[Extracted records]
=-=-=
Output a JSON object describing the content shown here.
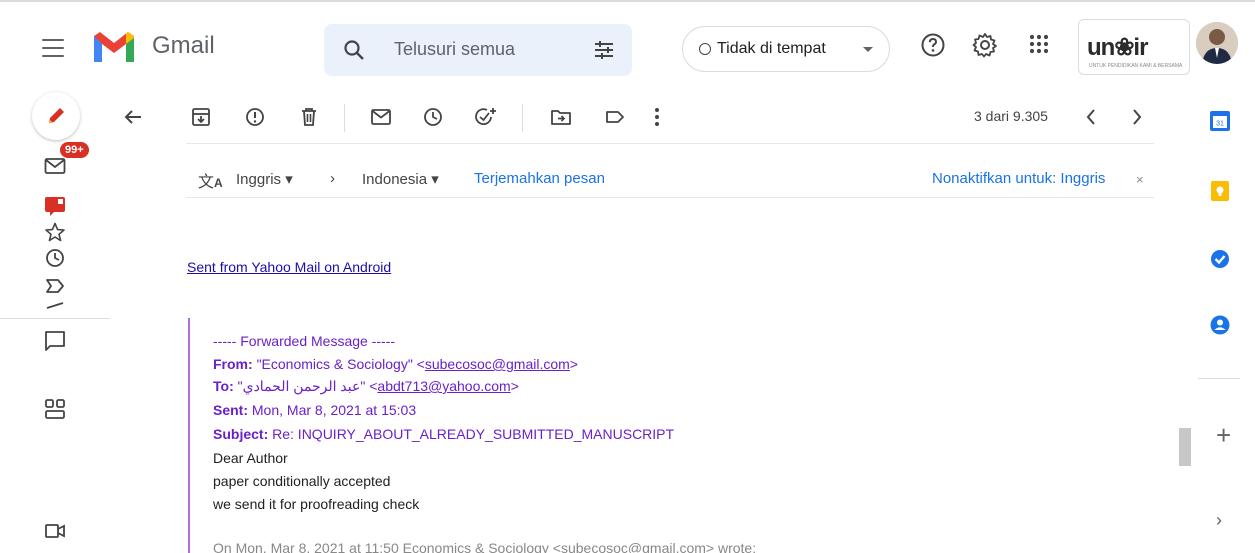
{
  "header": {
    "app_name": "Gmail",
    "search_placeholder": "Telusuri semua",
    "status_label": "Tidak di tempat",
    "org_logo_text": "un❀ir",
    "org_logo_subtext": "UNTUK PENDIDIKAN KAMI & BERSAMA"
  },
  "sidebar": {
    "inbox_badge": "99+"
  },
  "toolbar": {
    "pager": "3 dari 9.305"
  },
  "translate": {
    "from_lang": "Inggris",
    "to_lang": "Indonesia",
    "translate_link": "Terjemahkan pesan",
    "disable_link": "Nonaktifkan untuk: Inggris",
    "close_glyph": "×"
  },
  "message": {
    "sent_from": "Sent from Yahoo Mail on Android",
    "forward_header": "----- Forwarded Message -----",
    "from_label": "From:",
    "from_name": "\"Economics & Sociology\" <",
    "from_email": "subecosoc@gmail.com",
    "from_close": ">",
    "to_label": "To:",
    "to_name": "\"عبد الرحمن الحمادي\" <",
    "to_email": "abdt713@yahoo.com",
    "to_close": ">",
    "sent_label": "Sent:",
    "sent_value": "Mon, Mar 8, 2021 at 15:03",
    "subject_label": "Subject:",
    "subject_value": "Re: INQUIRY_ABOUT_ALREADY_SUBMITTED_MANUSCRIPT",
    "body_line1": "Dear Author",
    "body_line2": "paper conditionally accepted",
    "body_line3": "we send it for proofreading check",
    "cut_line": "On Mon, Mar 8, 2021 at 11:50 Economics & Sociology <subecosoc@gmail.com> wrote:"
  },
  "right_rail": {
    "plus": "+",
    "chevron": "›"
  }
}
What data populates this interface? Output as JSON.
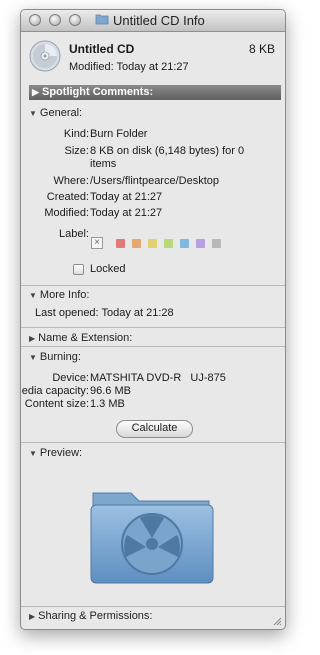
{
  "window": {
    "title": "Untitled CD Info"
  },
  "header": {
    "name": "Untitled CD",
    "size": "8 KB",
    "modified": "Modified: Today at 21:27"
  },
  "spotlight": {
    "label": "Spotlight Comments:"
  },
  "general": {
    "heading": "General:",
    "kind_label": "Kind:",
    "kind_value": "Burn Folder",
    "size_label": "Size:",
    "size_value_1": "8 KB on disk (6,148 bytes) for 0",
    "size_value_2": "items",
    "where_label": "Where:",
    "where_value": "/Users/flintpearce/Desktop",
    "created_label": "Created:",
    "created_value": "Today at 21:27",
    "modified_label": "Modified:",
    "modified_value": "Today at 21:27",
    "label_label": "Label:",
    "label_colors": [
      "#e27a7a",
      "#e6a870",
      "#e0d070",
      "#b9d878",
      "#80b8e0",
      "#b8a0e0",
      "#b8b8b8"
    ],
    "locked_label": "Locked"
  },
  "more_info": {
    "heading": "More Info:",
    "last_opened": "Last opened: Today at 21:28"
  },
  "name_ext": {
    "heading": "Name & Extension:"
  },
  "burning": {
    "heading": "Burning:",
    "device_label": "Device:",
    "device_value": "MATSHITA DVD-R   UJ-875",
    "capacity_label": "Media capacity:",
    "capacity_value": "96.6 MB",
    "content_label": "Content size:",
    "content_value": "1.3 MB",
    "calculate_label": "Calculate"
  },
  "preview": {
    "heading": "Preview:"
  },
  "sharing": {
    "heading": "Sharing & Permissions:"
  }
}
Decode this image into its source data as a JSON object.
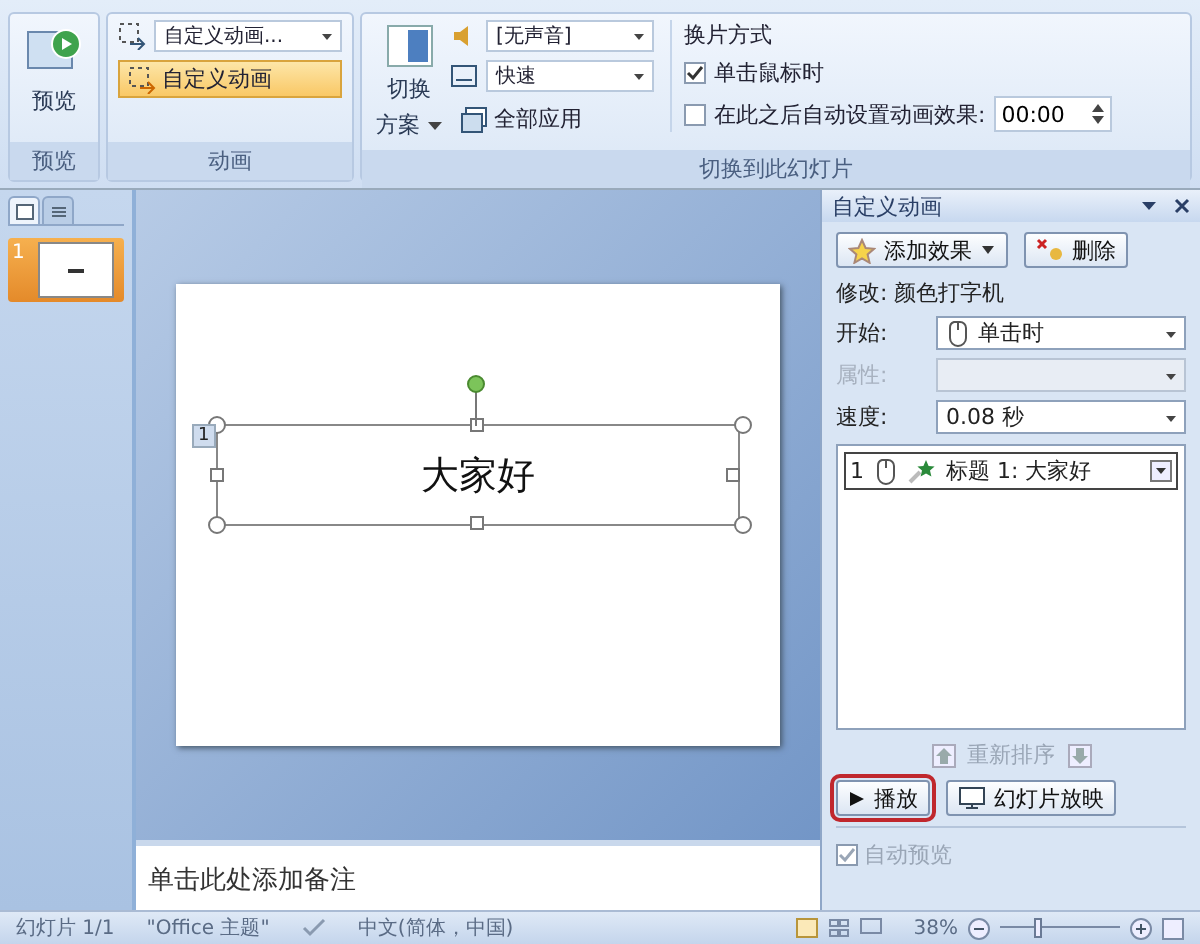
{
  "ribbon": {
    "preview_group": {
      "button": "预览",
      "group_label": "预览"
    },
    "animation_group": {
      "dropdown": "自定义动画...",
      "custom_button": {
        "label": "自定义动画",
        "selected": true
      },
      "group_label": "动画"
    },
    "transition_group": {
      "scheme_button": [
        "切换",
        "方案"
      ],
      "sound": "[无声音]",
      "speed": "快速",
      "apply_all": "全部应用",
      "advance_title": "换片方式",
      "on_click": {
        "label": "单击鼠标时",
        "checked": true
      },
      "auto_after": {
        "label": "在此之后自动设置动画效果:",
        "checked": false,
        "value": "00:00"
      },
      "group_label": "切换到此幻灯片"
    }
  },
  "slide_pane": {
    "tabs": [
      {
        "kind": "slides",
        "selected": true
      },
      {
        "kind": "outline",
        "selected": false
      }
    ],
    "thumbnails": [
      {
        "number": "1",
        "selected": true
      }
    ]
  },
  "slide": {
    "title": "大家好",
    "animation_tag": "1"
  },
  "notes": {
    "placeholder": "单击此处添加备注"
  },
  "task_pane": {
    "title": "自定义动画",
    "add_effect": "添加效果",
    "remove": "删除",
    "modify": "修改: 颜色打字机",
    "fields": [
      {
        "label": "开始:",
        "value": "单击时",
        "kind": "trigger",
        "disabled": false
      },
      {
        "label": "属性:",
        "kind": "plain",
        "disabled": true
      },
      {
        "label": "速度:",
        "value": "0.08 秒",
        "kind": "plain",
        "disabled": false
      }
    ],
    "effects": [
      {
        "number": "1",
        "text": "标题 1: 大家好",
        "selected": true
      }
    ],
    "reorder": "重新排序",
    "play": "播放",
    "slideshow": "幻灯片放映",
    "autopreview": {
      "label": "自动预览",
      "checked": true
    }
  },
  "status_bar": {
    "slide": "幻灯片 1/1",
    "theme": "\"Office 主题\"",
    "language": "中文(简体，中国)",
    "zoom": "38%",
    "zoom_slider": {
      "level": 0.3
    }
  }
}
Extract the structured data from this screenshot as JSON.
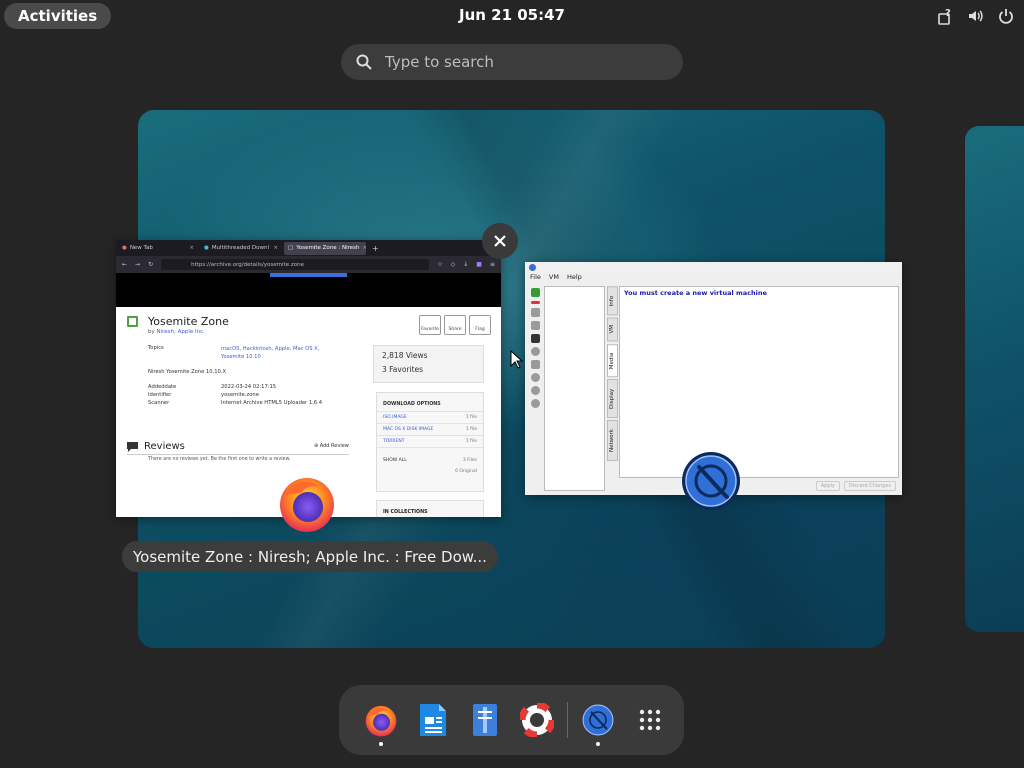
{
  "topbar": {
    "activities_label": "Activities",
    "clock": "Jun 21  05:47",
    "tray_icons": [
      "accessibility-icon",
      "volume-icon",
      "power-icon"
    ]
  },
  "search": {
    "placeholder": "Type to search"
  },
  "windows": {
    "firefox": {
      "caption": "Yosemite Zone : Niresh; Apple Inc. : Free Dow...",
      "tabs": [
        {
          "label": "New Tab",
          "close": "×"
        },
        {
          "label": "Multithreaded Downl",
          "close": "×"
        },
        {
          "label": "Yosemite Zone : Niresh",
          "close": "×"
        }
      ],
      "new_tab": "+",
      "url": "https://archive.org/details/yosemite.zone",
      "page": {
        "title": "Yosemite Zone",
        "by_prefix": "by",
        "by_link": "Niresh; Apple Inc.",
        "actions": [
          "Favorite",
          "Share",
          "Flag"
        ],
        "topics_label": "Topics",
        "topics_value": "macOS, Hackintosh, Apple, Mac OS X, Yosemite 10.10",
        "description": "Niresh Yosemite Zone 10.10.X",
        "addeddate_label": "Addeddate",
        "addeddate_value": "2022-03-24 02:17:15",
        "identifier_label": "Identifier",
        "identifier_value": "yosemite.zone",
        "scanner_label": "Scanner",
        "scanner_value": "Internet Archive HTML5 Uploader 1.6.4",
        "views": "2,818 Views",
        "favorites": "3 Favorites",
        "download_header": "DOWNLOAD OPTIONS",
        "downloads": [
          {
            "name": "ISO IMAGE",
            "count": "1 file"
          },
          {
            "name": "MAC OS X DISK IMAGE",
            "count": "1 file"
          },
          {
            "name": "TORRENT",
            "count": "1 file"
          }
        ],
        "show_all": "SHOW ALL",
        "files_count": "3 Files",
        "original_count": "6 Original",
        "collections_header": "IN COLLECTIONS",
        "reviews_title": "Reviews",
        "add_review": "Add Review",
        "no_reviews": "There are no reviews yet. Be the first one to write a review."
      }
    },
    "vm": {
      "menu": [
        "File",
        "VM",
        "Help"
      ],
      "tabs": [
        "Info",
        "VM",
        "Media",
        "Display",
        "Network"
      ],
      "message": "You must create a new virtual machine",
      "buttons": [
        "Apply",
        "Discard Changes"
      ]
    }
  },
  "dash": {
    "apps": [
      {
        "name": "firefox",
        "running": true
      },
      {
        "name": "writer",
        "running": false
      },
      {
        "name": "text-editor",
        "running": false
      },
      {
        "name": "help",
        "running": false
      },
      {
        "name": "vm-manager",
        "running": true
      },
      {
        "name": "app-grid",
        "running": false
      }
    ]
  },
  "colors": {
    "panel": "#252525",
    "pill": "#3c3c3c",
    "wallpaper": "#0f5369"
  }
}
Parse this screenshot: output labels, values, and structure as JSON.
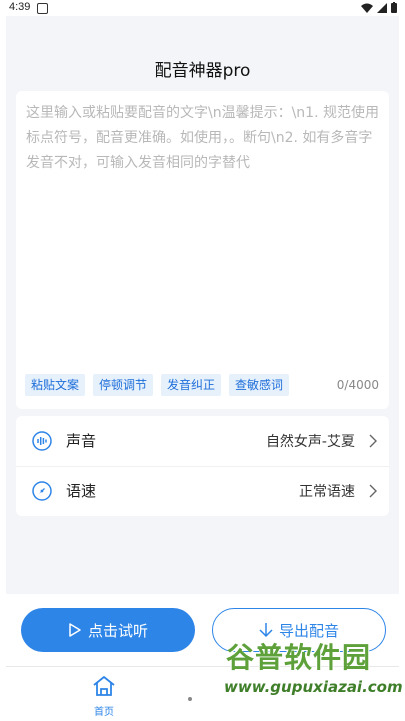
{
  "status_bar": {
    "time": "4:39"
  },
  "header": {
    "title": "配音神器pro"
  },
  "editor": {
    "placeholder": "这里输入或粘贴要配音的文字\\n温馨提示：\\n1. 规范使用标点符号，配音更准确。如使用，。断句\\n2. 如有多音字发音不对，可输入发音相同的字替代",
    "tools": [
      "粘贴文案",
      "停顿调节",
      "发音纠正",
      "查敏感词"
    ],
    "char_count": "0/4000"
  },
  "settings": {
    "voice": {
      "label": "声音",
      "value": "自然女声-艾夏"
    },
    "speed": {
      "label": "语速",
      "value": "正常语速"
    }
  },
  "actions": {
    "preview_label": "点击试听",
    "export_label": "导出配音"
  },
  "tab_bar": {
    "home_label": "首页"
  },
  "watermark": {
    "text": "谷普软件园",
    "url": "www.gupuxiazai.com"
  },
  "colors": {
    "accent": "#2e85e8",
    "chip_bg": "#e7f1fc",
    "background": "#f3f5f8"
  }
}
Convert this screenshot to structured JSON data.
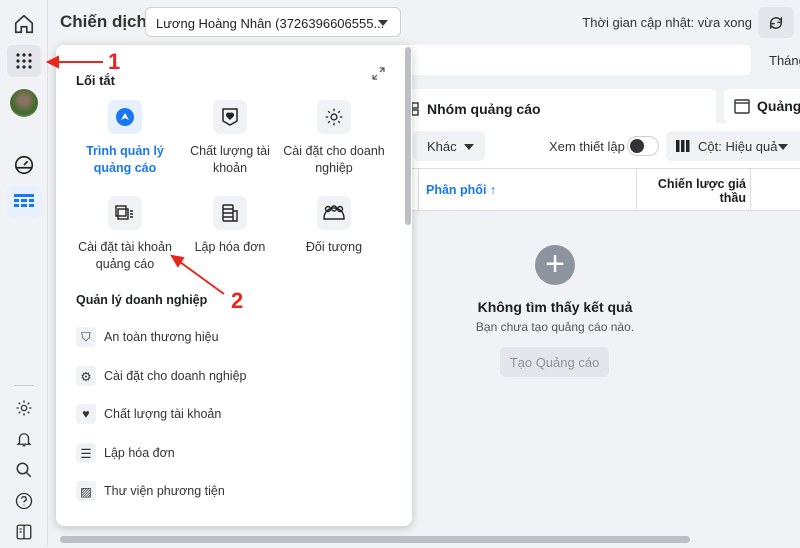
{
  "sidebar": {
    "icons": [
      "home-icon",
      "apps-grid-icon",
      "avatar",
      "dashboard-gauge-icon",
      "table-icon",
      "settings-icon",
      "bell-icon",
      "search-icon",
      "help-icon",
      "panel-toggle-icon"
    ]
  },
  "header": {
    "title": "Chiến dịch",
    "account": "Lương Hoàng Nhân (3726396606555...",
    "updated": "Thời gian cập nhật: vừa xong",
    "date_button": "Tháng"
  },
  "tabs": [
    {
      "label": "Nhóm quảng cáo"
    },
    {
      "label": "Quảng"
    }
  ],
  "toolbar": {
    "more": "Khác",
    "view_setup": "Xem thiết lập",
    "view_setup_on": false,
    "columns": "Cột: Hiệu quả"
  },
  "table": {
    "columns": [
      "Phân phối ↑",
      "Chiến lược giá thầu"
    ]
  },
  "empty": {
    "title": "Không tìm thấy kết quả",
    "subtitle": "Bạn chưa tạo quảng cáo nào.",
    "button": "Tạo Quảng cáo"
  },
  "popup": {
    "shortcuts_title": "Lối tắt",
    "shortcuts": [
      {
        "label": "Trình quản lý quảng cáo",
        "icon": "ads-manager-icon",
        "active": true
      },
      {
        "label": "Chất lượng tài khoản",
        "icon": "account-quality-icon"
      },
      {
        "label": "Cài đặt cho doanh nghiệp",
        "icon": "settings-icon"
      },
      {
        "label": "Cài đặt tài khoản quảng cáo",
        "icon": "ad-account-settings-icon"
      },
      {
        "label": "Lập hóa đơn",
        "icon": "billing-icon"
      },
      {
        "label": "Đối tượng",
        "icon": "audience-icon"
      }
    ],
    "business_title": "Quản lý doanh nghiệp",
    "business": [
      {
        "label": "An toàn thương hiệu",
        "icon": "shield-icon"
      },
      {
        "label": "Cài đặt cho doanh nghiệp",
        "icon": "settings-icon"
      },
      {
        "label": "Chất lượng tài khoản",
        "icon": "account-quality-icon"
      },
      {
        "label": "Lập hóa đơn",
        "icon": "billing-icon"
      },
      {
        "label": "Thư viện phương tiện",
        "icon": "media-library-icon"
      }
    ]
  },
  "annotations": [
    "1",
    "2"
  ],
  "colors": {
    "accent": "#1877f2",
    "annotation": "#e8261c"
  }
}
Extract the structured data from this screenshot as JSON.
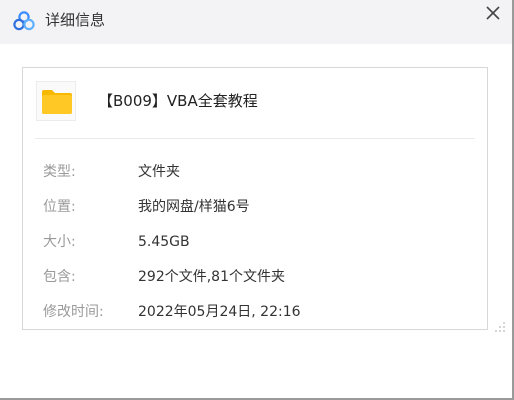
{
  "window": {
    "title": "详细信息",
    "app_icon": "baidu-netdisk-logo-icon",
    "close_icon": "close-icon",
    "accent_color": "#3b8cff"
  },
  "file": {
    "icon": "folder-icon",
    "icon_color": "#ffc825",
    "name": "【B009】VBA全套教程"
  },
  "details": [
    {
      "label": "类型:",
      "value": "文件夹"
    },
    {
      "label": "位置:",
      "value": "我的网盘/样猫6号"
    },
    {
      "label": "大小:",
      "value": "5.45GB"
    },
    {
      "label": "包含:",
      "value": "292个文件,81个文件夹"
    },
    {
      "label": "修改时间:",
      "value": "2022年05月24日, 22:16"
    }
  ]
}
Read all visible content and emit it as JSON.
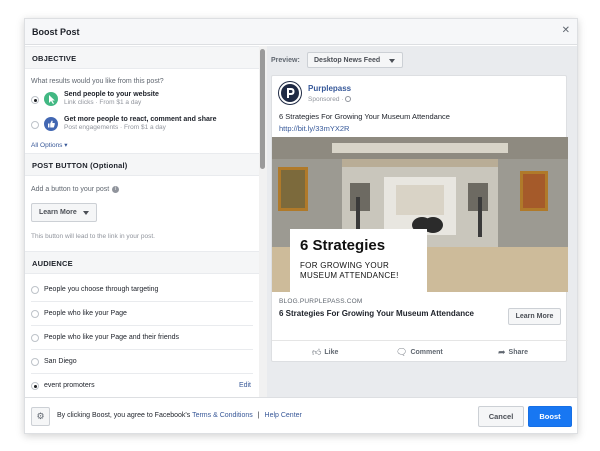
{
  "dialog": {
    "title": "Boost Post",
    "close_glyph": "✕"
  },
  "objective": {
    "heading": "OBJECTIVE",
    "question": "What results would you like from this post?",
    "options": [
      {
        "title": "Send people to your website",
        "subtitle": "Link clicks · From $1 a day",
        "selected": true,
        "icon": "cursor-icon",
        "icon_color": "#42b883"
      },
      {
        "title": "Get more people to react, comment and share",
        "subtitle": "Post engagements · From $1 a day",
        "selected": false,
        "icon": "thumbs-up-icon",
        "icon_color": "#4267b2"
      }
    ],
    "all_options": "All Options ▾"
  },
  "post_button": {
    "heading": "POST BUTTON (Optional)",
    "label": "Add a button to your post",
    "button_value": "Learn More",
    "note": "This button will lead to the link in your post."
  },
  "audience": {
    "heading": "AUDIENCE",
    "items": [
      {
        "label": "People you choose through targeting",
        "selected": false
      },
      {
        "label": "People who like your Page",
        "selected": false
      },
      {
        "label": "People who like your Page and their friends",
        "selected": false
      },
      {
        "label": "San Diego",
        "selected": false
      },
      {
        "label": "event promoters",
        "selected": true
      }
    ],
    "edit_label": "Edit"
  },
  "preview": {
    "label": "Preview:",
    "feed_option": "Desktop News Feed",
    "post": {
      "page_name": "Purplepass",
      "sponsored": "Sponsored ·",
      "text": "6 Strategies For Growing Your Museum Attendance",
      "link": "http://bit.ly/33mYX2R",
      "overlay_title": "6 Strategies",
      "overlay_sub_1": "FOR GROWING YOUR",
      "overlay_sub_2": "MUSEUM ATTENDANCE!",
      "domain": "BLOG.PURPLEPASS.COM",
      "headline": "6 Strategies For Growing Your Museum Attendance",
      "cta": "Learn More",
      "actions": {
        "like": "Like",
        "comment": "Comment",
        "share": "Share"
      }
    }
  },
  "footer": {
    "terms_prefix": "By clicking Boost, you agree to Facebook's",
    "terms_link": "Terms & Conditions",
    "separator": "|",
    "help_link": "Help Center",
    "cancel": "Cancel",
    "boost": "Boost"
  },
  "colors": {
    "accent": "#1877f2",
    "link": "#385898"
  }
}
=-=-=
From the listing, copy every line where the string "data" appears.

What data populates this interface? Output as JSON.
Decode this image into its source data as a JSON object.
Extract the structured data from this screenshot as JSON.
Convert this screenshot to structured JSON data.
Extract the structured data from this screenshot as JSON.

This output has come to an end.